## The task
Pull out every line below that contains the word "invisible".

## Data excerpts

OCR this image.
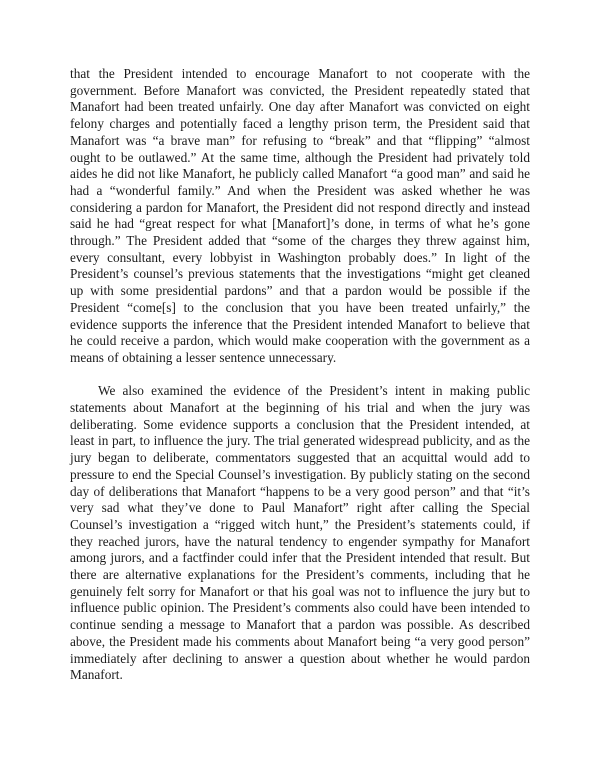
that the President intended to encourage Manafort to not cooperate with the government. Before Manafort was convicted, the President repeatedly stated that Manafort had been treated unfairly. One day after Manafort was convicted on eight felony charges and potentially faced a lengthy prison term, the President said that Manafort was “a brave man” for refusing to “break” and that “flipping” “almost ought to be outlawed.” At the same time, although the President had privately told aides he did not like Manafort, he publicly called Manafort “a good man” and said he had a “wonderful family.” And when the President was asked whether he was considering a pardon for Manafort, the President did not respond directly and instead said he had “great respect for what [Manafort]’s done, in terms of what he’s gone through.” The President added that “some of the charges they threw against him, every consultant, every lobbyist in Washington probably does.” In light of the President’s counsel’s previous statements that the investigations “might get cleaned up with some presidential pardons” and that a pardon would be possible if the President “come[s] to the conclusion that you have been treated unfairly,” the evidence supports the inference that the President intended Manafort to believe that he could receive a pardon, which would make cooperation with the government as a means of obtaining a lesser sentence unnecessary.

We also examined the evidence of the President’s intent in making public statements about Manafort at the beginning of his trial and when the jury was deliberating. Some evidence supports a conclusion that the President intended, at least in part, to influence the jury. The trial generated widespread publicity, and as the jury began to deliberate, commentators suggested that an acquittal would add to pressure to end the Special Counsel’s investigation. By publicly stating on the second day of deliberations that Manafort “happens to be a very good person” and that “it’s very sad what they’ve done to Paul Manafort” right after calling the Special Counsel’s investigation a “rigged witch hunt,” the President’s statements could, if they reached jurors, have the natural tendency to engender sympathy for Manafort among jurors, and a factfinder could infer that the President intended that result. But there are alternative explanations for the President’s comments, including that he genuinely felt sorry for Manafort or that his goal was not to influence the jury but to influence public opinion. The President’s comments also could have been intended to continue sending a message to Manafort that a pardon was possible. As described above, the President made his comments about Manafort being “a very good person” immediately after declining to answer a question about whether he would pardon Manafort.
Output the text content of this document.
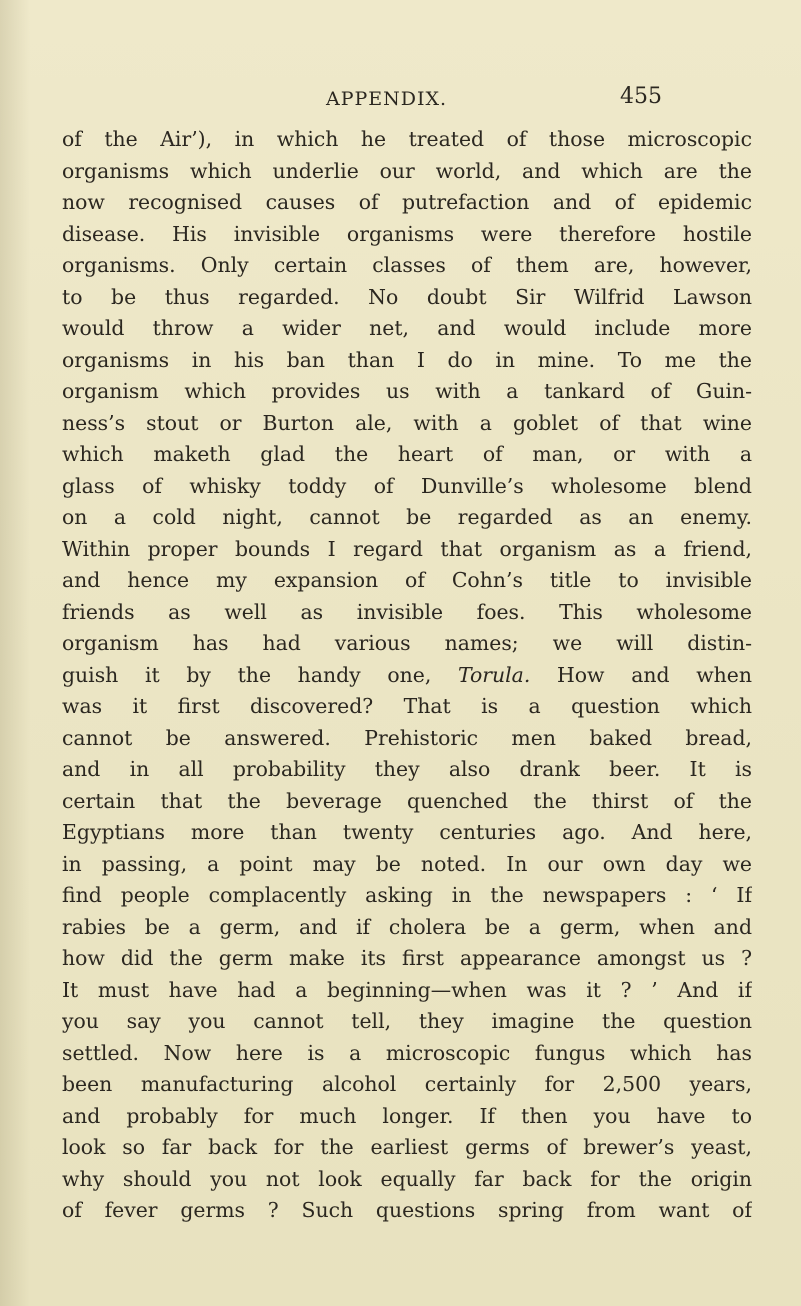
APPENDIX.	455
of the Air’), in which he treated of those microscopic
organisms which underlie our world, and which are the
now recognised causes of putrefaction and of epidemic
disease. His invisible organisms were therefore hostile
organisms. Only certain classes of them are, however,
to be thus regarded. No doubt Sir Wilfrid Lawson
would throw a wider net, and would include more
organisms in his ban than I do in mine. To me the
organism which provides us with a tankard of Guin-
ness’s stout or Burton ale, with a goblet of that wine
which maketh glad the heart of man, or with a
glass of whisky toddy of Dunville’s wholesome blend
on a cold night, cannot be regarded as an enemy.
Within proper bounds I regard that organism as a friend,
and hence my expansion of Cohn’s title to invisible
friends as well as invisible foes. This wholesome
organism has had various names; we will distin-
guish it by the handy one, Torula. How and when
was it first discovered? That is a question which
cannot be answered. Prehistoric men baked bread,
and in all probability they also drank beer. It is
certain that the beverage quenched the thirst of the
Egyptians more than twenty centuries ago. And here,
in passing, a point may be noted. In our own day we
find people complacently asking in the newspapers : ‘ If
rabies be a germ, and if cholera be a germ, when and
how did the germ make its first appearance amongst us ?
It must have had a beginning—when was it ? ’ And if
you say you cannot tell, they imagine the question
settled. Now here is a microscopic fungus which has
been manufacturing alcohol certainly for 2,500 years,
and probably for much longer. If then you have to
look so far back for the earliest germs of brewer’s yeast,
why should you not look equally far back for the origin
of fever germs ? Such questions spring from want of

## Correct result
disease. His invisible organisms were therefore hostile
and hence my expansion of Cohn’s title to invisible
friends as well as invisible foes. This wholesome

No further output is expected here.